◆ THE PROBLEM ◆
Hunt for the word "Alkaline" across the entries below, copying each line that holds it.

------ PROVIDED MATERIAL ------

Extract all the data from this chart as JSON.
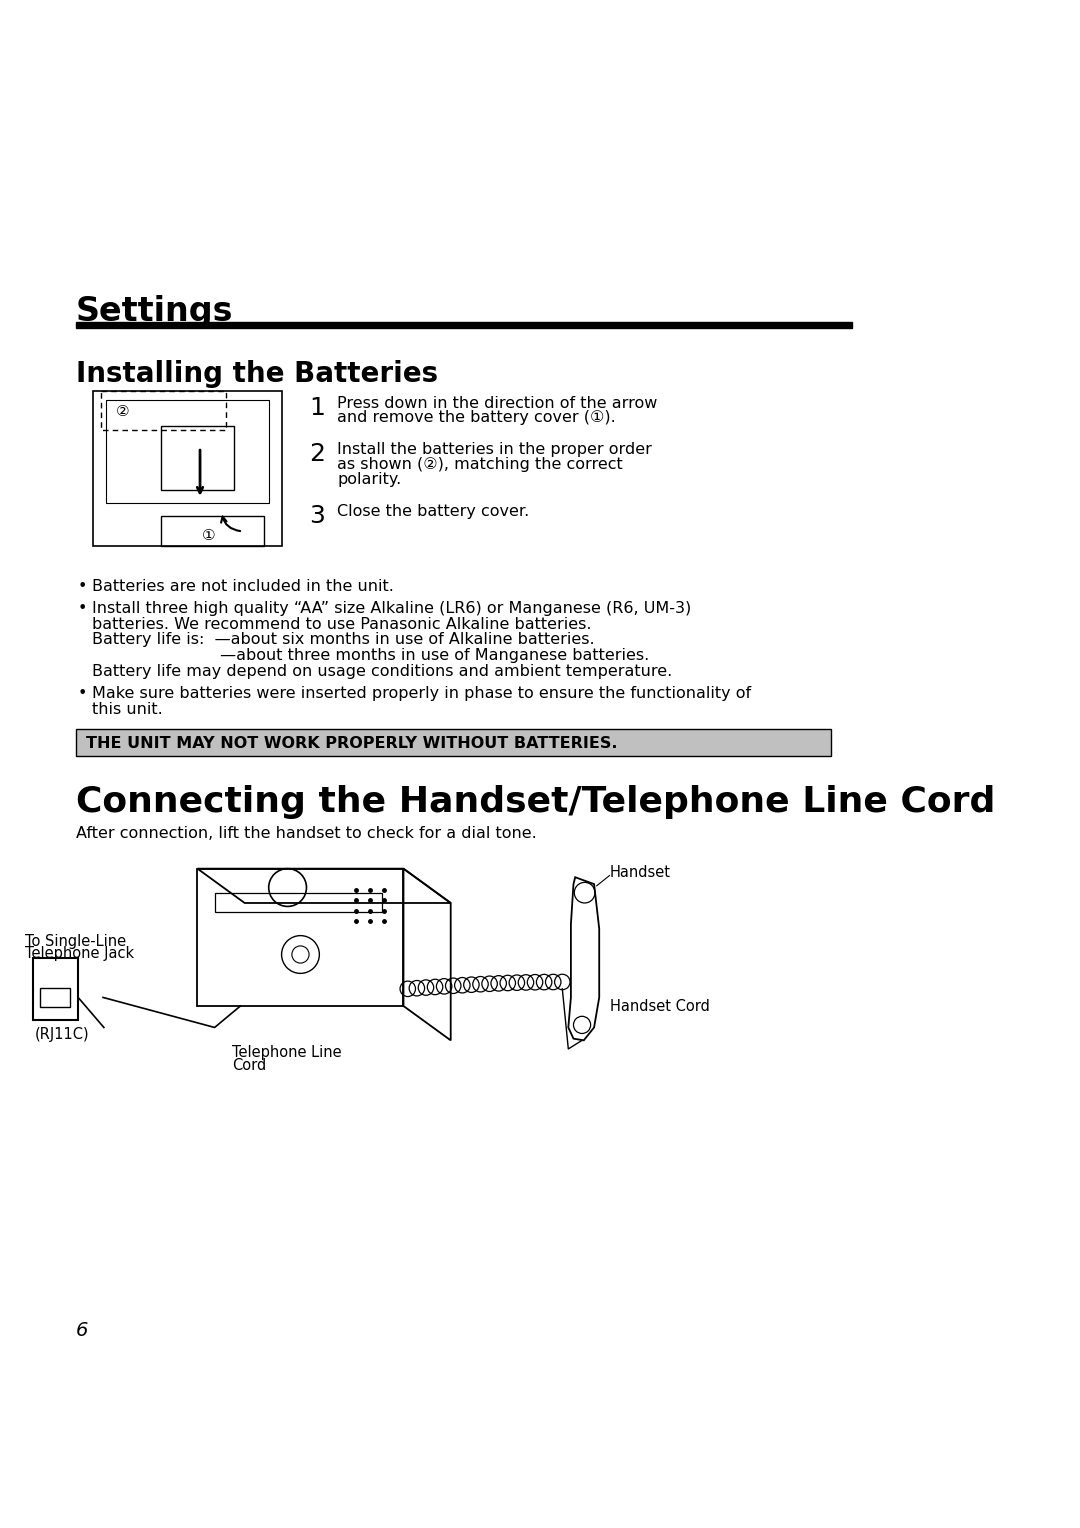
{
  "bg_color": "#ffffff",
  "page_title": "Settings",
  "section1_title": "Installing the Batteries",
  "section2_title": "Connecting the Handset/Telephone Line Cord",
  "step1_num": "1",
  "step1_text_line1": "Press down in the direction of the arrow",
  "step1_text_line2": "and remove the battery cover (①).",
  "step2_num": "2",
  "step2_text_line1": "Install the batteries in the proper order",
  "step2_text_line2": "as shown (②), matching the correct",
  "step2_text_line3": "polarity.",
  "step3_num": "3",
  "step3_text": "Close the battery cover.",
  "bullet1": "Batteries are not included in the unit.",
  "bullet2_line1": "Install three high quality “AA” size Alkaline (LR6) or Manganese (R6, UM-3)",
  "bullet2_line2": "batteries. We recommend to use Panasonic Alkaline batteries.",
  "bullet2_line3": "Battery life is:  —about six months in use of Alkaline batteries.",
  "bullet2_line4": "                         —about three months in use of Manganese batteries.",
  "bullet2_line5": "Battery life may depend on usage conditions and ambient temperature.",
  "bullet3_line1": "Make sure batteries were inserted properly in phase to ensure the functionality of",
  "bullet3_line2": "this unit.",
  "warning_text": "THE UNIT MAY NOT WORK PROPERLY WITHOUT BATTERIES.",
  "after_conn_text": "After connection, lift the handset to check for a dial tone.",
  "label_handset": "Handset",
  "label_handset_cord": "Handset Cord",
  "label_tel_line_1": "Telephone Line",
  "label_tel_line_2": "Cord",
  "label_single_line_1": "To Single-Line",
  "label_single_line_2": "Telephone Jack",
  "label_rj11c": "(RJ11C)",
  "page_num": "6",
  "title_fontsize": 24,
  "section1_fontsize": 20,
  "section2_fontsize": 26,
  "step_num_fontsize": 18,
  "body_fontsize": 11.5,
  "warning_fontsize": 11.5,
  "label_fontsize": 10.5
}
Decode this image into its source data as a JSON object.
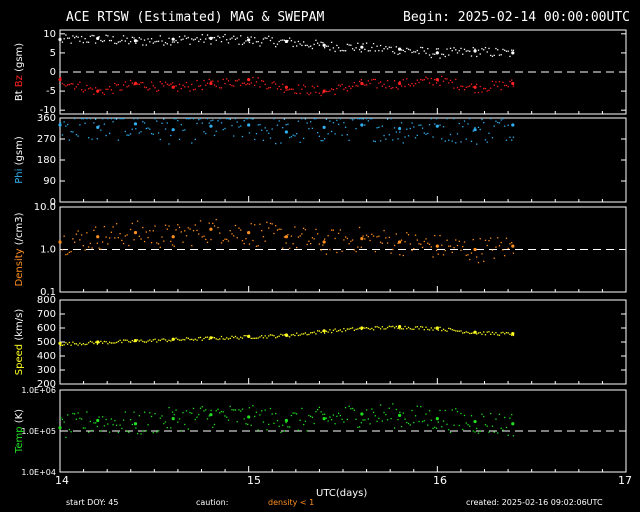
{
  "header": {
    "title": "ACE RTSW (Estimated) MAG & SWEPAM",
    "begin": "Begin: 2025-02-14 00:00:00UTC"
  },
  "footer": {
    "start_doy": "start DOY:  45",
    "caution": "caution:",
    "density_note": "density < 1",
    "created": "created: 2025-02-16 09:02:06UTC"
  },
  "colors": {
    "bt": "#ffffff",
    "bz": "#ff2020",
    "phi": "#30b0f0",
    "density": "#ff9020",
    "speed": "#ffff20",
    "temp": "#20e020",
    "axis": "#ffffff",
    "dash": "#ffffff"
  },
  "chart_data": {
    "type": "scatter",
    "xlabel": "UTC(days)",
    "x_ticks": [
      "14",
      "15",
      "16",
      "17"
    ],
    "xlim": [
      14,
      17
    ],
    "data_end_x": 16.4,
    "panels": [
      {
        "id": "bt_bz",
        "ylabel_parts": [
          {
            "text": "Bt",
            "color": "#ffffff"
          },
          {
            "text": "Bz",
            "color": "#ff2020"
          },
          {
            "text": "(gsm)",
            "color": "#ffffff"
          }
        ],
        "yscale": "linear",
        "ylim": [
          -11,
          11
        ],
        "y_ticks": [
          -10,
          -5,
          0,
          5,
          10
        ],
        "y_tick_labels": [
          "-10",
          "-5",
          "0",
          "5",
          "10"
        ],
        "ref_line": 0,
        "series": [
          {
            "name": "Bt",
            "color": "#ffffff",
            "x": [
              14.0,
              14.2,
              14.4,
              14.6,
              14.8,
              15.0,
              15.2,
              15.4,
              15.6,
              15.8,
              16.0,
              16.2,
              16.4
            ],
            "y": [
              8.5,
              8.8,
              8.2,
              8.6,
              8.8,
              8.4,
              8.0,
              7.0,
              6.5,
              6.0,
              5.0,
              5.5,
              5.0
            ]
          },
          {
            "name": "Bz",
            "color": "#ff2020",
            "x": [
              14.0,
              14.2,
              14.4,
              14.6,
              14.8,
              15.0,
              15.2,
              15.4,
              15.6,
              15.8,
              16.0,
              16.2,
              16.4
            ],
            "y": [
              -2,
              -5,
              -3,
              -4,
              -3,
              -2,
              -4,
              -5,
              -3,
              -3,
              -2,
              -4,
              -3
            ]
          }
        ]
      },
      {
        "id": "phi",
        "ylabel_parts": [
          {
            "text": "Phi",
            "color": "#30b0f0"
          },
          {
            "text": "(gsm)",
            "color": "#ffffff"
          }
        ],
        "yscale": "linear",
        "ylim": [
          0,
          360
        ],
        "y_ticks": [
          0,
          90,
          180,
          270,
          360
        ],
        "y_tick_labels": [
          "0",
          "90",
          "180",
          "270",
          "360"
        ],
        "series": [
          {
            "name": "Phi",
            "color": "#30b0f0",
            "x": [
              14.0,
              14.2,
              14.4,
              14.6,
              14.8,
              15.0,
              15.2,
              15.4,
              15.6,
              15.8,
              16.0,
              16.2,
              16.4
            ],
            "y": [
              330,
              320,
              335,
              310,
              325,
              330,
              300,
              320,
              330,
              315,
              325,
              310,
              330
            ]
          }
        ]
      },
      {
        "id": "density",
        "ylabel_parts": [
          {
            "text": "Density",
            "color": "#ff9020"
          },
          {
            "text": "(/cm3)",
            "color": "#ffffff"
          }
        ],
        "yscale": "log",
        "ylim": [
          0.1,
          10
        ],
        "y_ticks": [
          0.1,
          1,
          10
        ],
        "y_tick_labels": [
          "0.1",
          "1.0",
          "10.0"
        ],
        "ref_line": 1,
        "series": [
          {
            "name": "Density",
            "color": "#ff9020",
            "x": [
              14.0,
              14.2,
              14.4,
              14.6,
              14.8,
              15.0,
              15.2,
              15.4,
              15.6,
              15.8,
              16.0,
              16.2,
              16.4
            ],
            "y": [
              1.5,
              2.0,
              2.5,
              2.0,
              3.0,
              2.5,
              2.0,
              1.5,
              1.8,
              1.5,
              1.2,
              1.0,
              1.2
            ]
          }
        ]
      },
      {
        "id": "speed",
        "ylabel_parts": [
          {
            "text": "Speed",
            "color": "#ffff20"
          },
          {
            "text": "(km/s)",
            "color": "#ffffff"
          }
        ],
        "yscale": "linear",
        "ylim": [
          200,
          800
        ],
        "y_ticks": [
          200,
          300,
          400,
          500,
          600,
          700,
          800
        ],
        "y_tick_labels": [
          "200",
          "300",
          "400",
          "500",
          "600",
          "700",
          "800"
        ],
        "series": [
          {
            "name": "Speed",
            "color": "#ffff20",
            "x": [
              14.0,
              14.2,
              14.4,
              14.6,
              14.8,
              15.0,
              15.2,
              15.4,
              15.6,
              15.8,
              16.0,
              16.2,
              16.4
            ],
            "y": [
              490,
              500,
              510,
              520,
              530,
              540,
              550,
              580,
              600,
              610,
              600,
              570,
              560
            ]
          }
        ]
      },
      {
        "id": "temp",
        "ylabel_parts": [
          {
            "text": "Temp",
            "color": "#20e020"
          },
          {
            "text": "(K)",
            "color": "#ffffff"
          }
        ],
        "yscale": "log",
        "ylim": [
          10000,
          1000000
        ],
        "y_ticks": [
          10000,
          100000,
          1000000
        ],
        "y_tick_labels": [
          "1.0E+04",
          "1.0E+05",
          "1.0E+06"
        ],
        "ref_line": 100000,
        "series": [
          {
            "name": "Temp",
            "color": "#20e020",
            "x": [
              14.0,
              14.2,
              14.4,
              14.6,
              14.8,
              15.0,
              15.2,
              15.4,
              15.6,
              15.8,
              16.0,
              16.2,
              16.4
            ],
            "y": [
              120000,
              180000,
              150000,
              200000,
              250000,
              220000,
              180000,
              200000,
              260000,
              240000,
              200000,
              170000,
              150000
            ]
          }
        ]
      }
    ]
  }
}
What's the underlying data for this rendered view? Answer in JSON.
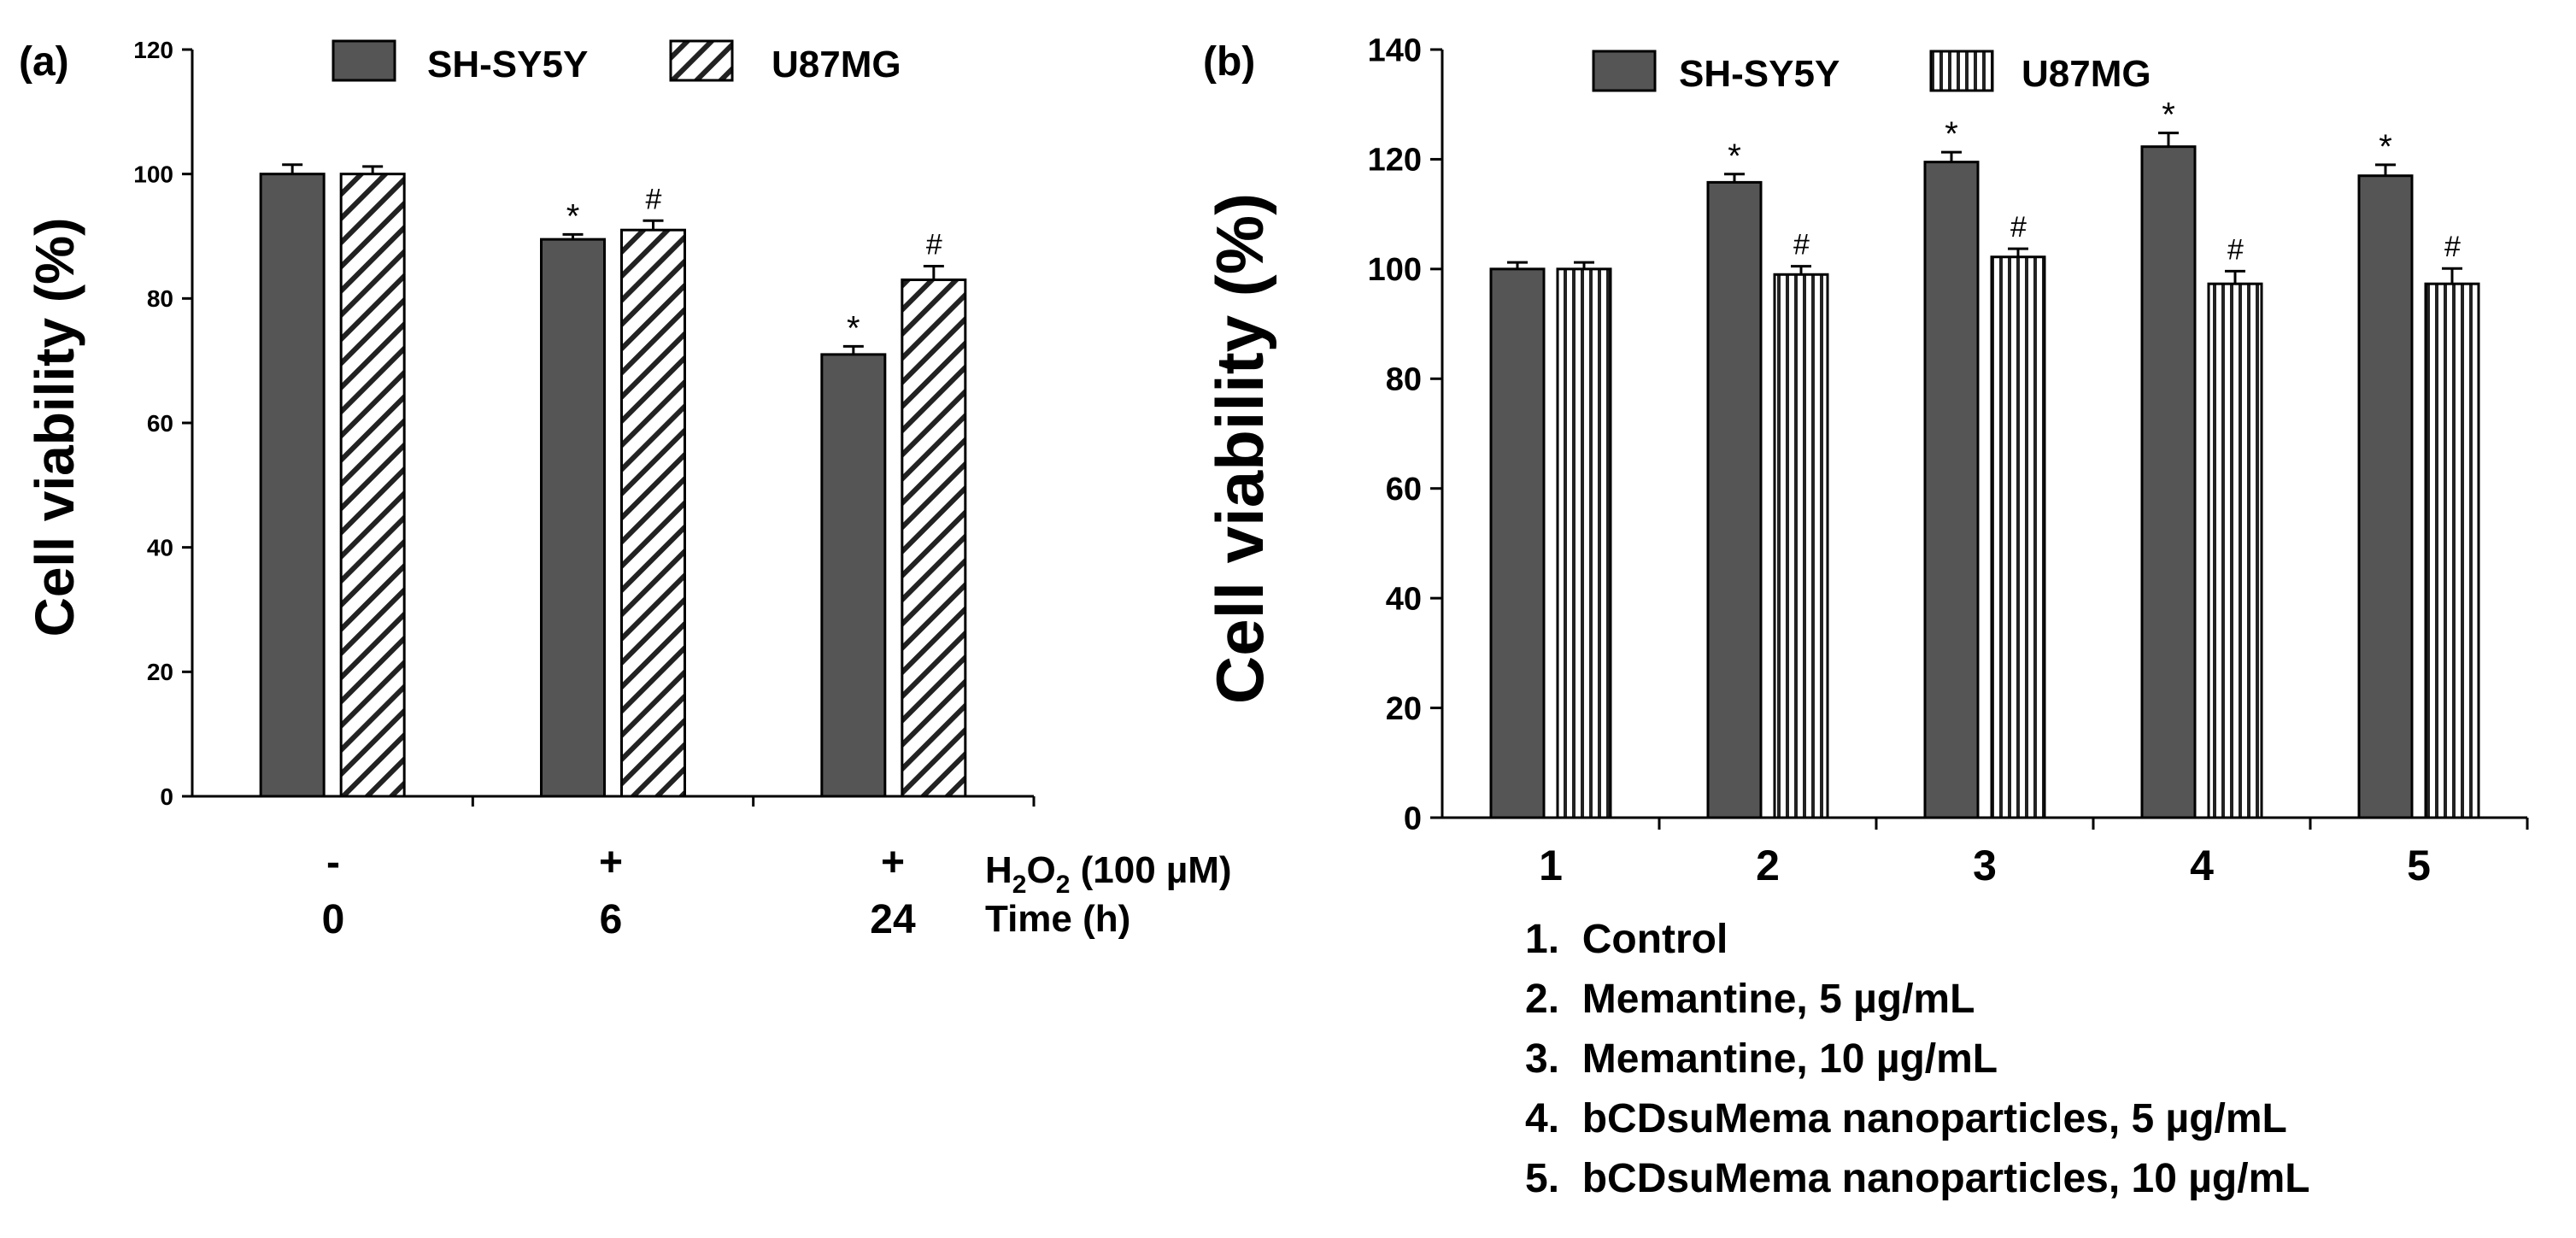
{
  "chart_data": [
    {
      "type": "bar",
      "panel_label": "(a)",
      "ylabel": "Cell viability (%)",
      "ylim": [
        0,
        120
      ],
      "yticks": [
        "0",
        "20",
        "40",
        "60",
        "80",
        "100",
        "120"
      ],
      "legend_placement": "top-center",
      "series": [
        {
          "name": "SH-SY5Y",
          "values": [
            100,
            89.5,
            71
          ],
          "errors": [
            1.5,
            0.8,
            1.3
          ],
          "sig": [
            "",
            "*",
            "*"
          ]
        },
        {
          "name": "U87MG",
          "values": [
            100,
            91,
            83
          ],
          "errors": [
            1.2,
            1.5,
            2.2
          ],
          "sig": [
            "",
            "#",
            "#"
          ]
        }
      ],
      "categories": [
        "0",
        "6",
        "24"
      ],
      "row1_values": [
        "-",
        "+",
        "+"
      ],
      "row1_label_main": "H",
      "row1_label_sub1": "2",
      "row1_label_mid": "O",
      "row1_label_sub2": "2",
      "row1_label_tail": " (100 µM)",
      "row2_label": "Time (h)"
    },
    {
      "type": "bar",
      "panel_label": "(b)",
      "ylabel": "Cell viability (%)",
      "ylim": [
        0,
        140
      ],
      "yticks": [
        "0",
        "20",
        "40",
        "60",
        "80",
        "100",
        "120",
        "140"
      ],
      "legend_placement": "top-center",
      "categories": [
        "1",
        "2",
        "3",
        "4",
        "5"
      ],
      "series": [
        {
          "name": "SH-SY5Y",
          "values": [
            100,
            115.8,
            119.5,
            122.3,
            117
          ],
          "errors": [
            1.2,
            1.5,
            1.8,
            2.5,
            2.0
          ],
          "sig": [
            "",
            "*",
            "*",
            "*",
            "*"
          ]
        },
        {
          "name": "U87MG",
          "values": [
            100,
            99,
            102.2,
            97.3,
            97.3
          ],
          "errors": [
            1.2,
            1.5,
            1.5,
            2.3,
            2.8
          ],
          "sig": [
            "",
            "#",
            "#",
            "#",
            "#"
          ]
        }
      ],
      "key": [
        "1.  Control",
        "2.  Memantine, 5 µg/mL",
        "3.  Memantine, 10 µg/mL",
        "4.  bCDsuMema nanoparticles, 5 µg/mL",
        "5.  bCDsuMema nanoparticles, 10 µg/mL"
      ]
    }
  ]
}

------

◆ SOLUTION ◆
  "bullet2_line1": "Install three high quality “AA” size Alkaline (LR6) or Manganese (R6, UM-3)",
  "bullet2_line2": "batteries. We recommend to use Panasonic Alkaline batteries.",
  "bullet2_line3": "Battery life is:  —about six months in use of Alkaline batteries.",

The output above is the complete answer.